* _Short task_:
Search the listing for the string "your" and copy every line that contains it.

* _Dataset records_:
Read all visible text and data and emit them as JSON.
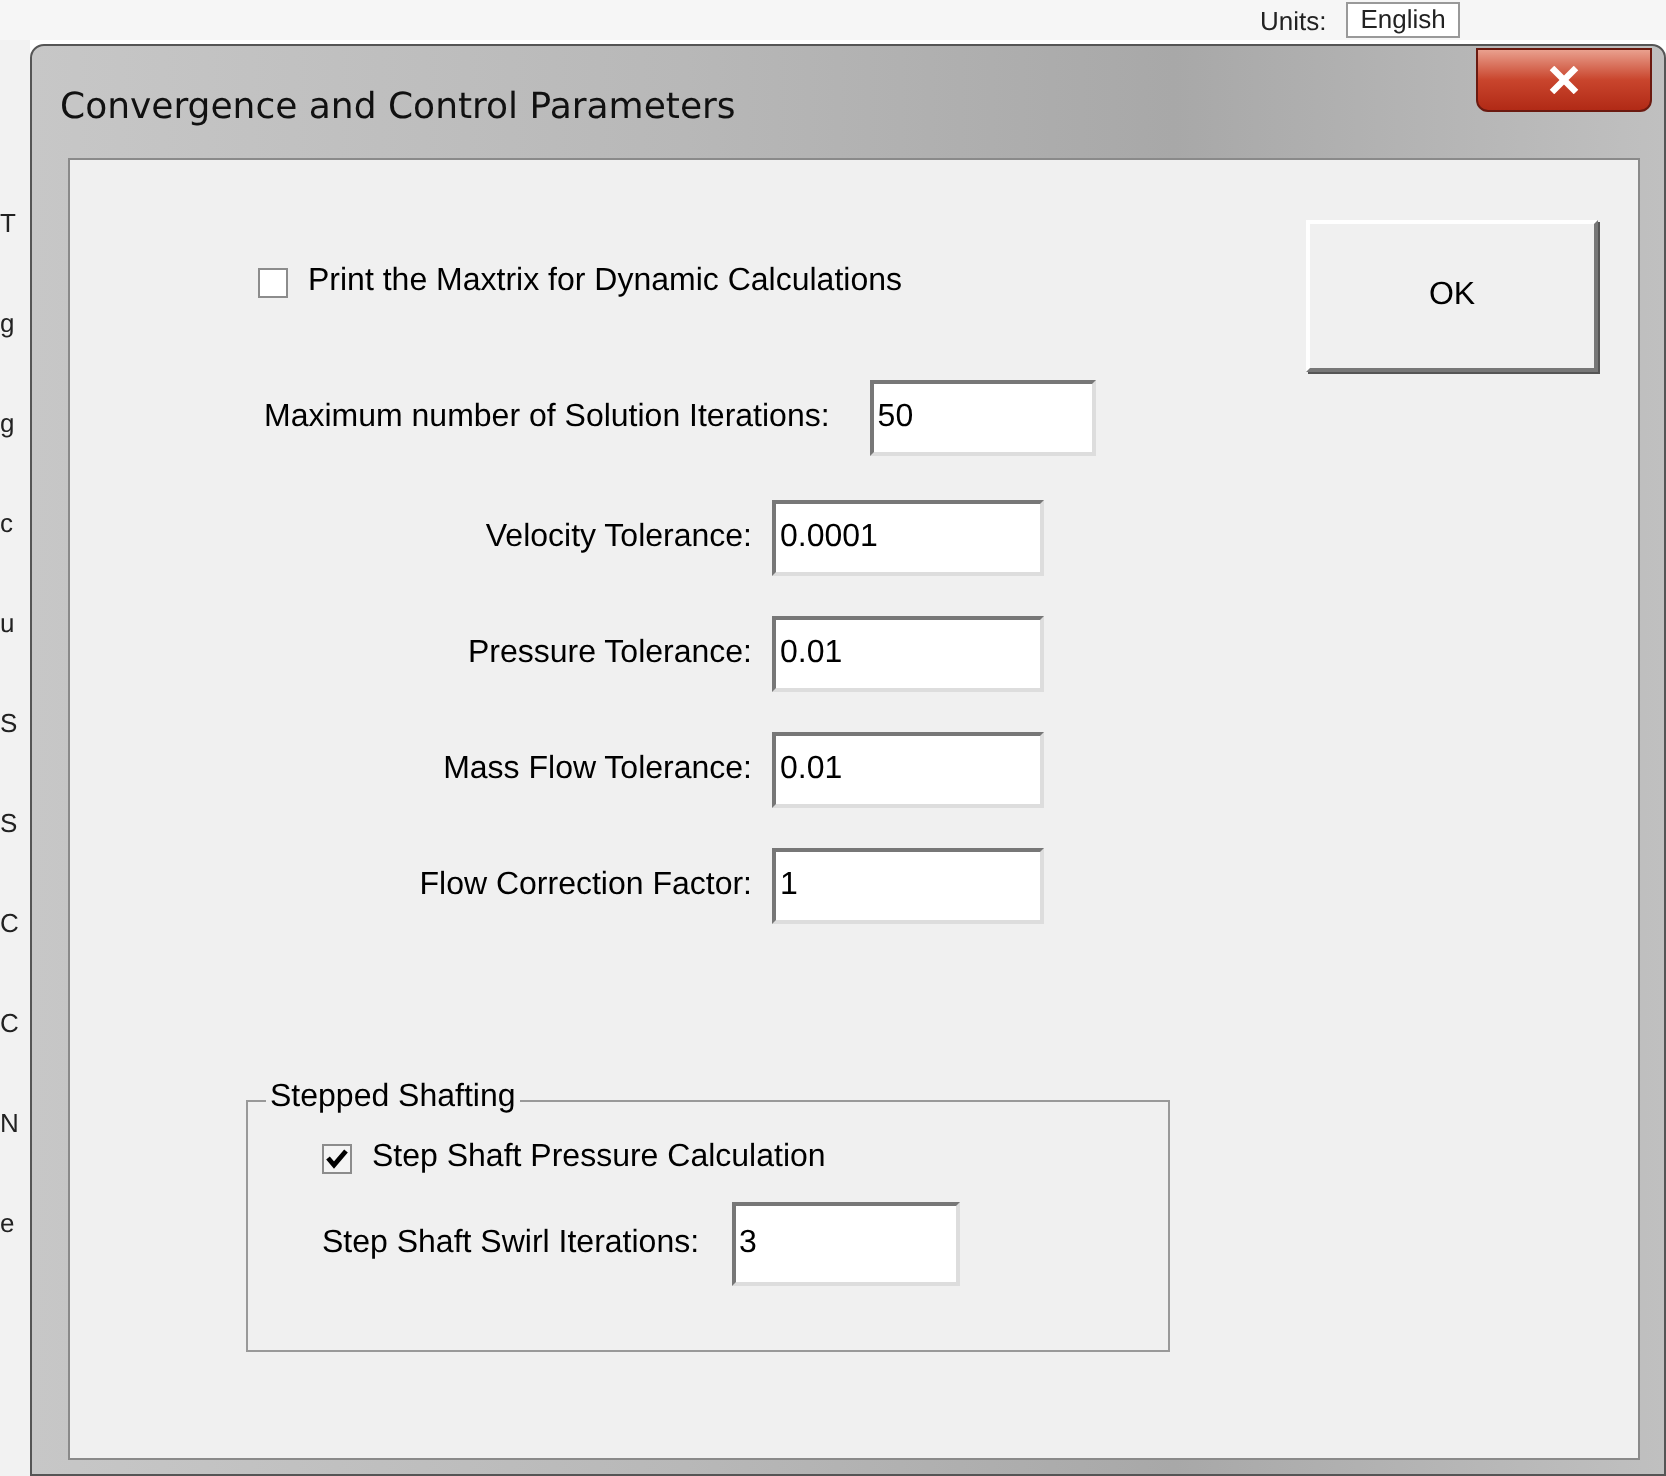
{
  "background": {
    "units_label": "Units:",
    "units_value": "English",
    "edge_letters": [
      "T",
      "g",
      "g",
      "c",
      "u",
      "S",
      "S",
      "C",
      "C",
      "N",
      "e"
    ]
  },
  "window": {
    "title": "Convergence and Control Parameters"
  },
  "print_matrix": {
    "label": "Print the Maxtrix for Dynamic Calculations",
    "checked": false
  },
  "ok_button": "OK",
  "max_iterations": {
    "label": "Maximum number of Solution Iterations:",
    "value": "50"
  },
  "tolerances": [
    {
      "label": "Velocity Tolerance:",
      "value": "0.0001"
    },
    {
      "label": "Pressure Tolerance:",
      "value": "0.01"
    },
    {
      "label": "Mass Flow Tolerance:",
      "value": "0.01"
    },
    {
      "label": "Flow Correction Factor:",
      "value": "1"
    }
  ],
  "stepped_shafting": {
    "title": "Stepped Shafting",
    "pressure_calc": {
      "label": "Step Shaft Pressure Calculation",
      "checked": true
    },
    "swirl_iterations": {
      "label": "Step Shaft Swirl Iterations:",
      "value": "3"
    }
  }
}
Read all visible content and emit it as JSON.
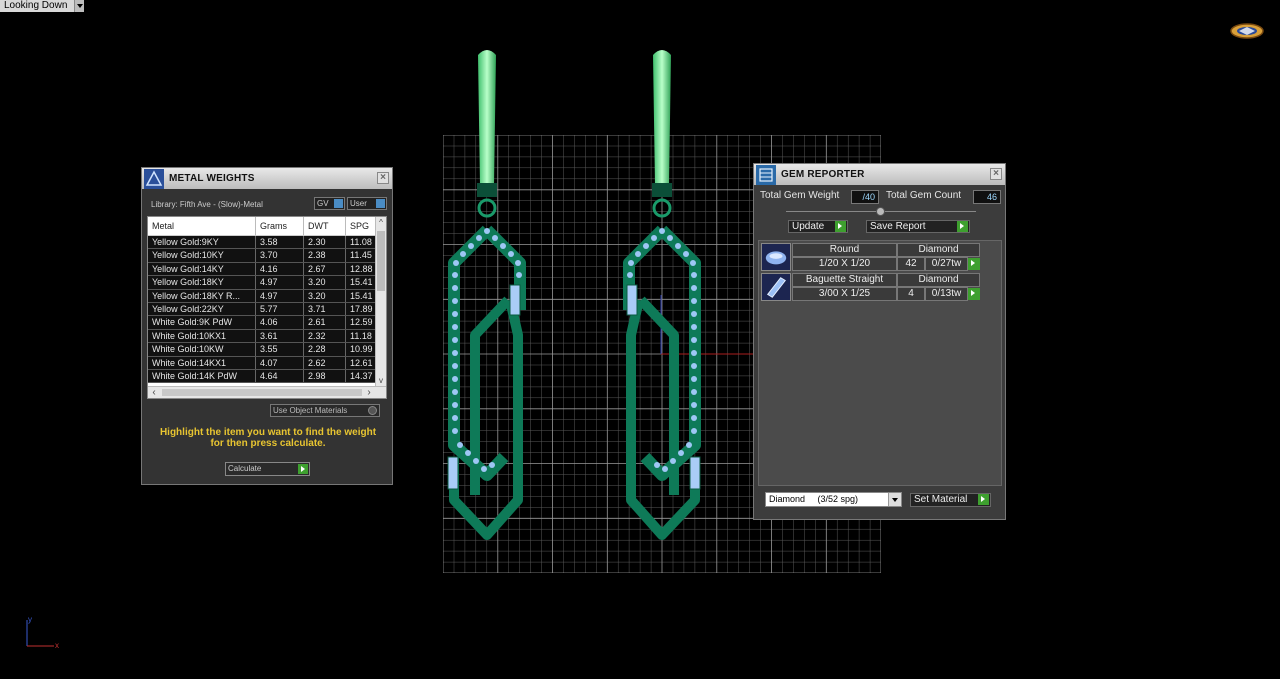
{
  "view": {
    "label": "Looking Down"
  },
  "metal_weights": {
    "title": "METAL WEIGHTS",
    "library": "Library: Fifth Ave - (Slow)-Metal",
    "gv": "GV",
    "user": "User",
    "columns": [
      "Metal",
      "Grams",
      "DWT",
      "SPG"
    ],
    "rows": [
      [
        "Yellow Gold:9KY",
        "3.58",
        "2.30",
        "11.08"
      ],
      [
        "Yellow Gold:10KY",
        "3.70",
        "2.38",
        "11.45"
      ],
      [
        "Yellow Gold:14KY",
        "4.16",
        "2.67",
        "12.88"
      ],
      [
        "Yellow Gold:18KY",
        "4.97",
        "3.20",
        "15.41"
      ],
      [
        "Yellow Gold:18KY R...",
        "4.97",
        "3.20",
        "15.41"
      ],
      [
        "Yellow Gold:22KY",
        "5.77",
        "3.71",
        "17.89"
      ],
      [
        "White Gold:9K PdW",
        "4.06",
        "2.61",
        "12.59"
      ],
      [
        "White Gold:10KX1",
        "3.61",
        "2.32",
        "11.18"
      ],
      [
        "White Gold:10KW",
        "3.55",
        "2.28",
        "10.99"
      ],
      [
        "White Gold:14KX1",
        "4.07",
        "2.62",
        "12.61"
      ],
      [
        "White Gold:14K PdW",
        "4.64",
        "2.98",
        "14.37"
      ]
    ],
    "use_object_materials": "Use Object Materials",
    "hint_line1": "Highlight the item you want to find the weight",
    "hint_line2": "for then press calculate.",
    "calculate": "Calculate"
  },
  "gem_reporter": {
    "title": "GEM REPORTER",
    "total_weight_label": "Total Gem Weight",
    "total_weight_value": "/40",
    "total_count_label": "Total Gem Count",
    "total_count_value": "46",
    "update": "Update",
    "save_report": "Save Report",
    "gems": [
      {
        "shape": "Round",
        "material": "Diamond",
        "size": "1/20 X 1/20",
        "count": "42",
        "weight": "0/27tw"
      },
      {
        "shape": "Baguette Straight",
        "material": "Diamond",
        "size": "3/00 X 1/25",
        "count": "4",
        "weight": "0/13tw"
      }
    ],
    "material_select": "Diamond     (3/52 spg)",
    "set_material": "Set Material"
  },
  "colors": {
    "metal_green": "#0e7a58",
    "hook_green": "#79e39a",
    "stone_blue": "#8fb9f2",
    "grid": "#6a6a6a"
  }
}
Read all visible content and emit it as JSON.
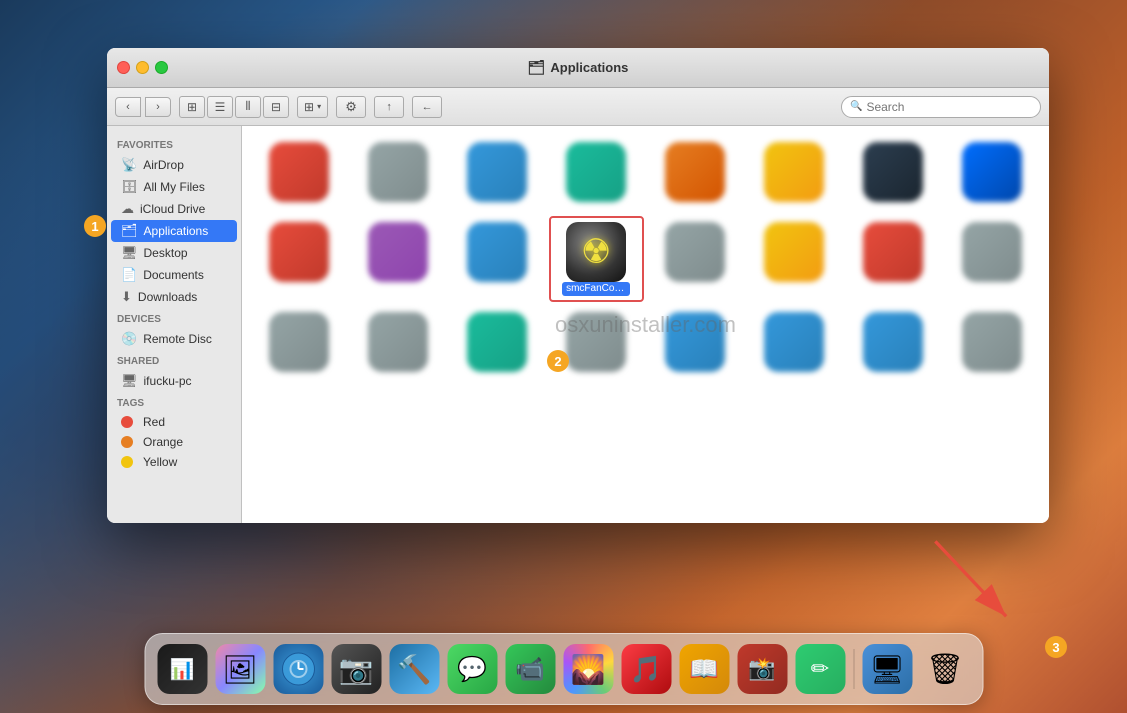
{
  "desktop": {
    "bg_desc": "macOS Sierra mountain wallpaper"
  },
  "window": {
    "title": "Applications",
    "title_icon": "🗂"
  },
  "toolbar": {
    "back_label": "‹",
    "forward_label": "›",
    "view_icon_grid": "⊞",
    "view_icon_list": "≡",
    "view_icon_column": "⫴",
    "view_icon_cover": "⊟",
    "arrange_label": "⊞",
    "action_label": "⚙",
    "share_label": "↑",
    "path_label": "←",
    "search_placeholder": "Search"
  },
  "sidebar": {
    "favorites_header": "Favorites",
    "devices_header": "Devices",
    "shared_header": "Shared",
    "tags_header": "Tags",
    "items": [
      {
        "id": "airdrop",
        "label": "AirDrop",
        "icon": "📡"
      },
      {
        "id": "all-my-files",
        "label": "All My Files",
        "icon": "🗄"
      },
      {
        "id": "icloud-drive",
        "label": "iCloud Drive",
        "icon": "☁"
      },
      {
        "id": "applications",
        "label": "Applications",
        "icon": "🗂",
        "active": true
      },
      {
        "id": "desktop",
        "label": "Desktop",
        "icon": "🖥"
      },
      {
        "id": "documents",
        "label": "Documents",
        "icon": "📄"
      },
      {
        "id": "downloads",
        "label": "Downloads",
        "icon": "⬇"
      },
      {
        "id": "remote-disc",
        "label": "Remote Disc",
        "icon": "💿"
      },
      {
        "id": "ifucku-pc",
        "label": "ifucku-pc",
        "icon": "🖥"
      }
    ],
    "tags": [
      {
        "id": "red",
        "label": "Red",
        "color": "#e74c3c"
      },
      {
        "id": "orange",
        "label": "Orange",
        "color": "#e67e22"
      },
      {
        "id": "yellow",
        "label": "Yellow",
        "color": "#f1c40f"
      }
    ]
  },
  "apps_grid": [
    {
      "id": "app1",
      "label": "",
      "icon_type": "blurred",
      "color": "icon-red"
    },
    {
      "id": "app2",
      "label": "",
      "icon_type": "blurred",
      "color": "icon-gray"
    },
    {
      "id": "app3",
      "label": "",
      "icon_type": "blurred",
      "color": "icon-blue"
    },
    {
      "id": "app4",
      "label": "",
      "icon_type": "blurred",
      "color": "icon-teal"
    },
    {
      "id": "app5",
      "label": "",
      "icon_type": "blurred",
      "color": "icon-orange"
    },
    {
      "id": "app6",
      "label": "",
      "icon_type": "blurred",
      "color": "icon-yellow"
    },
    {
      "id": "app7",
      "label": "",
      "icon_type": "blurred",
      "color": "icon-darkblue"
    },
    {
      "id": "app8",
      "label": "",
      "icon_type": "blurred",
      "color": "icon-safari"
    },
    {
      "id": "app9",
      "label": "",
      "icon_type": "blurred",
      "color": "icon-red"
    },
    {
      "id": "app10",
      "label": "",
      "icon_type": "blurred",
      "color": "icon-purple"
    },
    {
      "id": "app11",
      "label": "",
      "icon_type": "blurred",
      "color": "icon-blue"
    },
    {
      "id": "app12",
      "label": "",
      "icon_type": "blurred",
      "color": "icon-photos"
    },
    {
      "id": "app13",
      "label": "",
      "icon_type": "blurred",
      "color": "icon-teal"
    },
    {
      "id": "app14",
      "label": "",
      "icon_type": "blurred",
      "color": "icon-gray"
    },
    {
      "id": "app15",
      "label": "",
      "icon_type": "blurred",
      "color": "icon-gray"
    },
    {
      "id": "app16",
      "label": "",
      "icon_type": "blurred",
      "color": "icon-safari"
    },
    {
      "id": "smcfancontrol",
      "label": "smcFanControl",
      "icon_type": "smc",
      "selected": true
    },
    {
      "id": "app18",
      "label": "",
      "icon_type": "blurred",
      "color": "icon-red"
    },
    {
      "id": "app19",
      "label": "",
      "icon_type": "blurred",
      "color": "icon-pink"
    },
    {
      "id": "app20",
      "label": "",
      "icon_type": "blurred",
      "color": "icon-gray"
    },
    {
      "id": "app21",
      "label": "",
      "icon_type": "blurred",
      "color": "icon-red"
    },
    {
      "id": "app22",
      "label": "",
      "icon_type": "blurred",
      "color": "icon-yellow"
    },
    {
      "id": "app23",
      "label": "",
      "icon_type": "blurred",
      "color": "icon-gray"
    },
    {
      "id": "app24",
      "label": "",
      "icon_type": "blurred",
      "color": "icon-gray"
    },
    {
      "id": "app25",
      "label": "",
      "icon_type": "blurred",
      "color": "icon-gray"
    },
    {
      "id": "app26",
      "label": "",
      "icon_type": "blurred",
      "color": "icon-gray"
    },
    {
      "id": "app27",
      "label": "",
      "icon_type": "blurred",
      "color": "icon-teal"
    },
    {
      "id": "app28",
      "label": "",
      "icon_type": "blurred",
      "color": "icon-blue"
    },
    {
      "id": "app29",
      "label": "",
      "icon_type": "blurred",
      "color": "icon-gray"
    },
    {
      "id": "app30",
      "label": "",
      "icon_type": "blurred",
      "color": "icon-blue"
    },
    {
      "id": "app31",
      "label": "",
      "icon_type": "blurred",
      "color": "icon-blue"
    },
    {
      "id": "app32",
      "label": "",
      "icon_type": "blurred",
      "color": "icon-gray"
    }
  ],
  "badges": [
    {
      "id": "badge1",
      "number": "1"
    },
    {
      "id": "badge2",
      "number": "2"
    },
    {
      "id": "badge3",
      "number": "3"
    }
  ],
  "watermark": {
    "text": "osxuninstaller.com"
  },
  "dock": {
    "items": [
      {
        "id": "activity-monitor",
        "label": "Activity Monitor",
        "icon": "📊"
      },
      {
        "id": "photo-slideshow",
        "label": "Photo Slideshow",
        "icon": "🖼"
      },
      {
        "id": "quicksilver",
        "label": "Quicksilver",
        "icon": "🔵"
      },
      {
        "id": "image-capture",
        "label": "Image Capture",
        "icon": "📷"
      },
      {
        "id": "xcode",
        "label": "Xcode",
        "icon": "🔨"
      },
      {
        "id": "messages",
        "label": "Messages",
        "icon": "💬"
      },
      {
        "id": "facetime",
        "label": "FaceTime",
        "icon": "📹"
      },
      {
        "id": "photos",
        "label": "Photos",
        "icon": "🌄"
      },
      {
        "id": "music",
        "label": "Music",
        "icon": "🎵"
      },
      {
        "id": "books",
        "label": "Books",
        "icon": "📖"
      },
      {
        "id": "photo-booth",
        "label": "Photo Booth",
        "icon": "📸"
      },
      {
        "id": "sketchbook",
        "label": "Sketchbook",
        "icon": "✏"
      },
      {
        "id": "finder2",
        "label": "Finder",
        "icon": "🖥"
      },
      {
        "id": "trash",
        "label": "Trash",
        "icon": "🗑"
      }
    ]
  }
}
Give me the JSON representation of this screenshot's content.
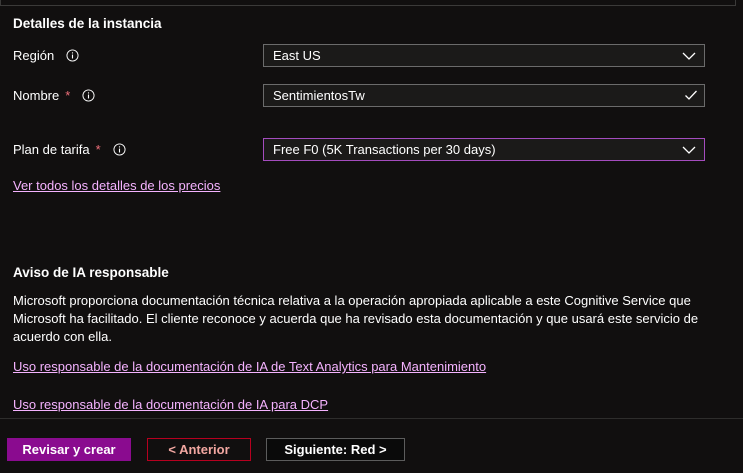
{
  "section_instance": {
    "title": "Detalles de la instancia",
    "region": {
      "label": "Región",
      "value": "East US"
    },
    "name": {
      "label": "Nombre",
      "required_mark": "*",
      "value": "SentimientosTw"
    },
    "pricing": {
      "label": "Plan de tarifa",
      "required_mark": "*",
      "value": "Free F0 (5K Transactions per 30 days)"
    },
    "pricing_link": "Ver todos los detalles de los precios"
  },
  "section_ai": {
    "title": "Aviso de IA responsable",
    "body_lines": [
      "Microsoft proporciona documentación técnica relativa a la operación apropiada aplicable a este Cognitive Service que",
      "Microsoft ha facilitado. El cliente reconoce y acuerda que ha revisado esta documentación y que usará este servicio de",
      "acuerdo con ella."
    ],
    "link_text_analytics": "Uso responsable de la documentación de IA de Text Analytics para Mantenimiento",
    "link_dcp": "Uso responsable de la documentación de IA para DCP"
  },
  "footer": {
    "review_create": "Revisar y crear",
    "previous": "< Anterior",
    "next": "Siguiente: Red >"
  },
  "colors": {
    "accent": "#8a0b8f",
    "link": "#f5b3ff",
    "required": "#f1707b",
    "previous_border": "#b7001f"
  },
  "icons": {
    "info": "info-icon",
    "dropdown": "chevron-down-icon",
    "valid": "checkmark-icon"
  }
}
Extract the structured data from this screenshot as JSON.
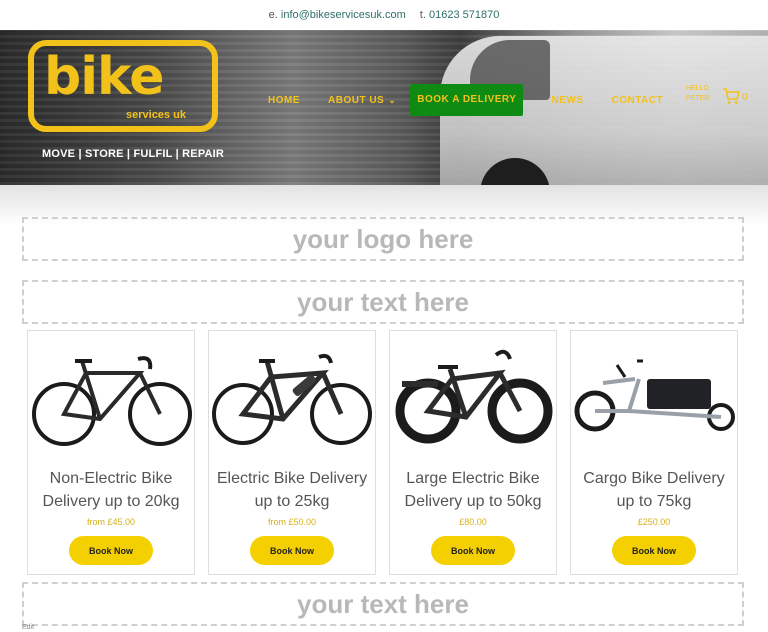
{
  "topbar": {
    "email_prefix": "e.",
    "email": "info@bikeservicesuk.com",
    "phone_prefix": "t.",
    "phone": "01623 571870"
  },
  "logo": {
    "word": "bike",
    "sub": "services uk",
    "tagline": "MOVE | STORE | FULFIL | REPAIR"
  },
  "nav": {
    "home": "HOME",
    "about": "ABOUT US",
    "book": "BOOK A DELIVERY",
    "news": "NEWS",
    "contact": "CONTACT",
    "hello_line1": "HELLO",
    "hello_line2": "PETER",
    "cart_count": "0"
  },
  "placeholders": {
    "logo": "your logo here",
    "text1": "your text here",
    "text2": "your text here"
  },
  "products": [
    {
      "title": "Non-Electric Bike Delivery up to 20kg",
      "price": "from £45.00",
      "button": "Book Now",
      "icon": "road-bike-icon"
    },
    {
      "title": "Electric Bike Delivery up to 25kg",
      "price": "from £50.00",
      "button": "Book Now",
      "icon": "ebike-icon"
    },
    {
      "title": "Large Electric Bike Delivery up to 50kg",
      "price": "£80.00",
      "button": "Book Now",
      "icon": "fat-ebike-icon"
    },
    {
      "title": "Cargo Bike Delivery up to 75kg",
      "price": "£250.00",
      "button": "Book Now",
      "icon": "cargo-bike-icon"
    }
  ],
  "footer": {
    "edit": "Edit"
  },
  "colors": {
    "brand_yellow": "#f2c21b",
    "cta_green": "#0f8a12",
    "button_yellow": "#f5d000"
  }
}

* _Written answer_:
    "logo": "your logo here",
    "text1": "your text here",
    "text2": "your text here"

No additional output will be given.